──────── Data for this task ────────

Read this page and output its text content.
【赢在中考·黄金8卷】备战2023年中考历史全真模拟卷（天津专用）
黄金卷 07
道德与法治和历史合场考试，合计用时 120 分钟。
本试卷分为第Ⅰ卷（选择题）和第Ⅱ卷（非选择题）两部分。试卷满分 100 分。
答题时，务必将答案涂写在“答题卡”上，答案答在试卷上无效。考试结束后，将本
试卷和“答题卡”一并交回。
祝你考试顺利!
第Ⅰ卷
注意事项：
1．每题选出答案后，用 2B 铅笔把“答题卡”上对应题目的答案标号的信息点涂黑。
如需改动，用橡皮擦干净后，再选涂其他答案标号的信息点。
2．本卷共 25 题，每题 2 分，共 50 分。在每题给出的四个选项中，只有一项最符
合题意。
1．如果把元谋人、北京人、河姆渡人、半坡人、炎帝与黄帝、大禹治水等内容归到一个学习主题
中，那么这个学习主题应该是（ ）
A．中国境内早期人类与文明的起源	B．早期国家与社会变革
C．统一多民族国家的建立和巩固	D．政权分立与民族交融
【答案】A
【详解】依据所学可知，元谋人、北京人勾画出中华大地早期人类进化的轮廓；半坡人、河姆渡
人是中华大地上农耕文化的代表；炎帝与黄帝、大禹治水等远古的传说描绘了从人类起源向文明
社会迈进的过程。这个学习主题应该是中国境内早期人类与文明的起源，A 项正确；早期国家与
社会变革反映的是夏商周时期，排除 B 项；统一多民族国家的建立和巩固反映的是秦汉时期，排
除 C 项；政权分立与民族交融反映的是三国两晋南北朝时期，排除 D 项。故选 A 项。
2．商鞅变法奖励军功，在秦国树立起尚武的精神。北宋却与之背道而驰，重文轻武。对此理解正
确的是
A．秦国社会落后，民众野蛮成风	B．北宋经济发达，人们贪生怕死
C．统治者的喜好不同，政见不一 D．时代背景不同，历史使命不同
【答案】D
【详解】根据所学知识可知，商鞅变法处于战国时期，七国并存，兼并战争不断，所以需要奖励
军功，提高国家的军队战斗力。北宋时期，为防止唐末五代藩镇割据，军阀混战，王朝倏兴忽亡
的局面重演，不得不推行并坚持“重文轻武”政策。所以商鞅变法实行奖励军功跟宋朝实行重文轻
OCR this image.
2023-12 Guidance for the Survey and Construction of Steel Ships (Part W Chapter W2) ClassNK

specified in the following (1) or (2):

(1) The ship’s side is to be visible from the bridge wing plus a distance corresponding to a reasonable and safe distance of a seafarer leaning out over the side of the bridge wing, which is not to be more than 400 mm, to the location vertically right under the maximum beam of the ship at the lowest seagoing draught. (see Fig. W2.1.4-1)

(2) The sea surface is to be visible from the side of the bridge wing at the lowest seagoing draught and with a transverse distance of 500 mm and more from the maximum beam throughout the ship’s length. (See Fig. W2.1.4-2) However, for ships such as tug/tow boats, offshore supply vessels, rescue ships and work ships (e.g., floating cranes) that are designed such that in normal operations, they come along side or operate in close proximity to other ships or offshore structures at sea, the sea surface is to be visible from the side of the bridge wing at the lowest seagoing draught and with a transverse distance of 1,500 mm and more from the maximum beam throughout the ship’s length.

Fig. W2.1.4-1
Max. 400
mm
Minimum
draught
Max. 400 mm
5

────────

_Problem statement:_ Using the listing, copy every line where the word "重文轻武" shows up.

_Response for this exercise:_
2．商鞅变法奖励军功，在秦国树立起尚武的精神。北宋却与之背道而驰，重文轻武。对此理解正
的局面重演，不得不推行并坚持“重文轻武”政策。所以商鞅变法实行奖励军功跟宋朝实行重文轻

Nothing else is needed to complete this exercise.